** Begin SOURCE PASSAGE **

The Qatar GP has been MotoGP’s strangest weekend since 2004 – last weekend it got even weirder

Workers clear out pit garages uring the 2020 MotoGP Qatar Grand Prix

Masked workers clear out MotoGP’s unused garages at Losail during the Qatar GP

Oxley

Mat Oxley

The Qatar Grand Prix has always felt a bit unreal. The first time MotoGP visited in October 2004 the newly built track was a 20-minute drive out of Doha into the desert – the Arabian Gulf shimmering in the east, a few caravans of camels ambling along in the distance, but nothing else.

Nothing else at all. There we were, marooned in a sea of sand, watched over by at least a dozen spectators, wondering what the hell was going on.

That weekend the ambient temperature in pit lane reached 48 degrees, but it was even hotter in the Yamaha and Honda garages. The night before the race Valentino Rossi’s crew rode a paddock scooter onto the grid to use its rear tyre to lay some rubber on Rossi’s grid slot, for better traction at the start. Their trick was spotted by rivals and reported to Race Direction, who sent the Italian to the back of the grid.

The Qatar GP has been the weirdest weekend of the MotoGP season since 2004 and this year it was weirder than ever.

Rossi accused title-rival Sete Gibernau of doing the snitching, and called the Spaniard’s team “bastards” on live TV. When Gibernau won the race the following day Rossi vowed he would never win another. Spookily, the curse held true.

Doha wasn’t much at that time: a tiny airport, a few dozen apartment blocks and hotels. Now it’s boomtown. The goldrush – or rather the oil, gas and football World Cup rush – has transformed the city into a concrete-and-glass oasis that’s grown out of the desert, fed by billions and billions of oil and gas dollars.

Innumerable gaudy, glittering skyscrapers rub shoulders with each other, competing for attention, vast government buildings loom like sci-fi lairs of future-world villains, World Cup stadiums emerge through a haze of cement dust and new roads are laid so fast that Google Maps can’t keep up.

** End SOURCE PASSAGE **

PROMPT A: List every person named in the Qatar GP article, including the byline.
PROMPT B: Transcribe the records from their first line through the line containing "Circle shape bbox=[24, 140, 60, 176]", inclusive.

** Begin RECORDS SUPPLIED **

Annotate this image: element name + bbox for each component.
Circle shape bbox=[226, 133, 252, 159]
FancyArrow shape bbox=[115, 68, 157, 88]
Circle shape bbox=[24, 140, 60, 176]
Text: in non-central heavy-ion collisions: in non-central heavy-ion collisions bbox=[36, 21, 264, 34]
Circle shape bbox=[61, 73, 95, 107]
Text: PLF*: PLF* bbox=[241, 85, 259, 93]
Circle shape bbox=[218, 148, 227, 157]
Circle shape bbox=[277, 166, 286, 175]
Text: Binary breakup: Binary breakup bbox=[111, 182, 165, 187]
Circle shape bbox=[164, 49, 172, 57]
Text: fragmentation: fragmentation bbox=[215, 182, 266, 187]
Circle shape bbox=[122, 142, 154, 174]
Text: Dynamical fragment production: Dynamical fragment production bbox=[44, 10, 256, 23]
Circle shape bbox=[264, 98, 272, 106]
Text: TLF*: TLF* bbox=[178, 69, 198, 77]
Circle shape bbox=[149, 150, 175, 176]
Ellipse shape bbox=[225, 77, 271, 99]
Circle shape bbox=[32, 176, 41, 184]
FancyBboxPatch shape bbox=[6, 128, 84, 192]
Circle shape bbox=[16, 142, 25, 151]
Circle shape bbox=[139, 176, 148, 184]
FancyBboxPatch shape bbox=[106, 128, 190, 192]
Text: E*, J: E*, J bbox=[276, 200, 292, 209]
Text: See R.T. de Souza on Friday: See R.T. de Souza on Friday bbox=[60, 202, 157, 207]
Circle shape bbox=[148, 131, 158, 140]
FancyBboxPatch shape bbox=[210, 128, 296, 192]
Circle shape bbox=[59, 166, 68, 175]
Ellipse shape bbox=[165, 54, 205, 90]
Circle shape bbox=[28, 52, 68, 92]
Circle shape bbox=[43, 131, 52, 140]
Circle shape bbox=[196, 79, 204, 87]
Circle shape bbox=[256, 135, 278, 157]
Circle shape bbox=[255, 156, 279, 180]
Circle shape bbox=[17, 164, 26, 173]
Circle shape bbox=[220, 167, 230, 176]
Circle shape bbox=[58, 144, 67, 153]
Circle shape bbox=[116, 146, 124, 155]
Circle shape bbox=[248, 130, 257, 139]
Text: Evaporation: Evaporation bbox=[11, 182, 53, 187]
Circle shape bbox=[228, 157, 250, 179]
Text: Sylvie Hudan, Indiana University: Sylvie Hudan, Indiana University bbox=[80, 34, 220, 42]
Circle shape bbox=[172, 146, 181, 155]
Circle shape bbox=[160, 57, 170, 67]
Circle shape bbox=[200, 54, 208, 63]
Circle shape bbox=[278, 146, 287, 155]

** End RECORDS SUPPLIED **

EXERCISE OUTPUT A:
Mat Oxley
Valentino Rossi
Sete Gibernau

EXERCISE OUTPUT B:
Annotate this image: element name + bbox for each component.
Circle shape bbox=[226, 133, 252, 159]
FancyArrow shape bbox=[115, 68, 157, 88]
Circle shape bbox=[24, 140, 60, 176]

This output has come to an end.